>>>

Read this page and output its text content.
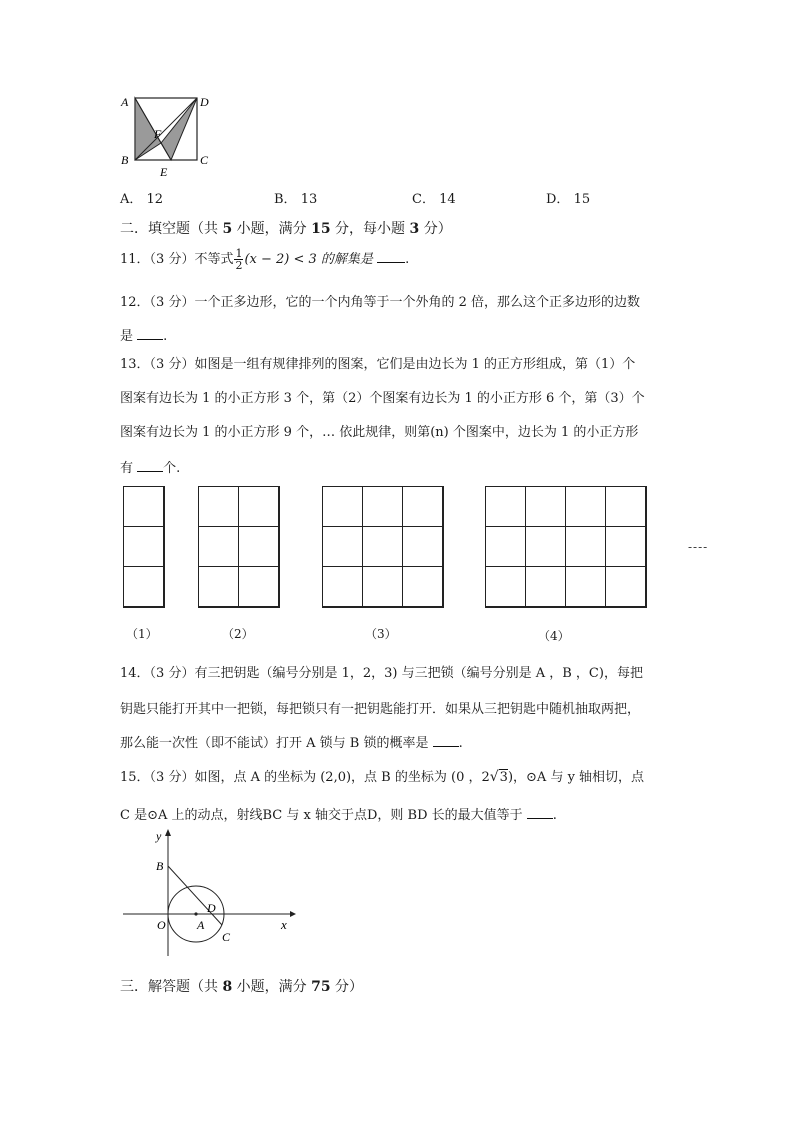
A	D
B	C
E
F
A． 12	B． 13	C． 14	D． 15
二．填空题（共 5 小题，满分 15 分，每小题 3 分）
11．（3 分）不等式 $\frac{1}{2} (x - 2) < 3$ 的解集是 .
12．（3 分）一个正多边形，它的一个内角等于一个外角的 2 倍，那么这个正多边形的边数
是 .
13．（3 分）如图是一组有规律排列的图案，它们是由边长为 1 的正方形组成，第（1）个
图案有边长为 1 的小正方形 3 个，第（2）个图案有边长为 1 的小正方形 6 个，第（3）个
图案有边长为 1 的小正方形 9 个，… 依此规律，则第(n) 个图案中，边长为 1 的小正方形
有 个.
----
（1）	（2）	（3）	（4）
14．（3 分）有三把钥匙（编号分别是 1，2，3) 与三把锁（编号分别是 A ，B ，C)，每把
钥匙只能打开其中一把锁，每把锁只有一把钥匙能打开．如果从三把钥匙中随机抽取两把，
那么能一次性（即不能试）打开 A 锁与 B 锁的概率是 .
15．（3 分）如图，点 A 的坐标为 (2,0)，点 B 的坐标为 (0 ，2√3)，⊙A 与 y 轴相切，点
C 是⊙A 上的动点，射线BC 与 x 轴交于点D，则 BD 长的最大值等于 .
y
x
B
O	A
D
C
三．解答题（共 8 小题，满分 75 分）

<<<

The task → Reproduce every line of the material precisely, omitting its pictures.

Exercise answer →
Read this page and output its text content.
A	D
B	C
E
F
A． 12	B． 13	C． 14	D． 15
二．填空题（共 5 小题，满分 15 分，每小题 3 分）
11．（3 分）不等式 $\frac{1}{2} (x - 2) < 3$ 的解集是 .
12．（3 分）一个正多边形，它的一个内角等于一个外角的 2 倍，那么这个正多边形的边数
是 .
13．（3 分）如图是一组有规律排列的图案，它们是由边长为 1 的正方形组成，第（1）个
图案有边长为 1 的小正方形 3 个，第（2）个图案有边长为 1 的小正方形 6 个，第（3）个
图案有边长为 1 的小正方形 9 个，… 依此规律，则第(n) 个图案中，边长为 1 的小正方形
有 个.
----
（1）	（2）	（3）	（4）
14．（3 分）有三把钥匙（编号分别是 1，2，3) 与三把锁（编号分别是 A ，B ，C)，每把
钥匙只能打开其中一把锁，每把锁只有一把钥匙能打开．如果从三把钥匙中随机抽取两把，
那么能一次性（即不能试）打开 A 锁与 B 锁的概率是 .
15．（3 分）如图，点 A 的坐标为 (2,0)，点 B 的坐标为 (0 ，2√3)，⊙A 与 y 轴相切，点
C 是⊙A 上的动点，射线BC 与 x 轴交于点D，则 BD 长的最大值等于 .
y
x
B
O	A
D
C
三．解答题（共 8 小题，满分 75 分）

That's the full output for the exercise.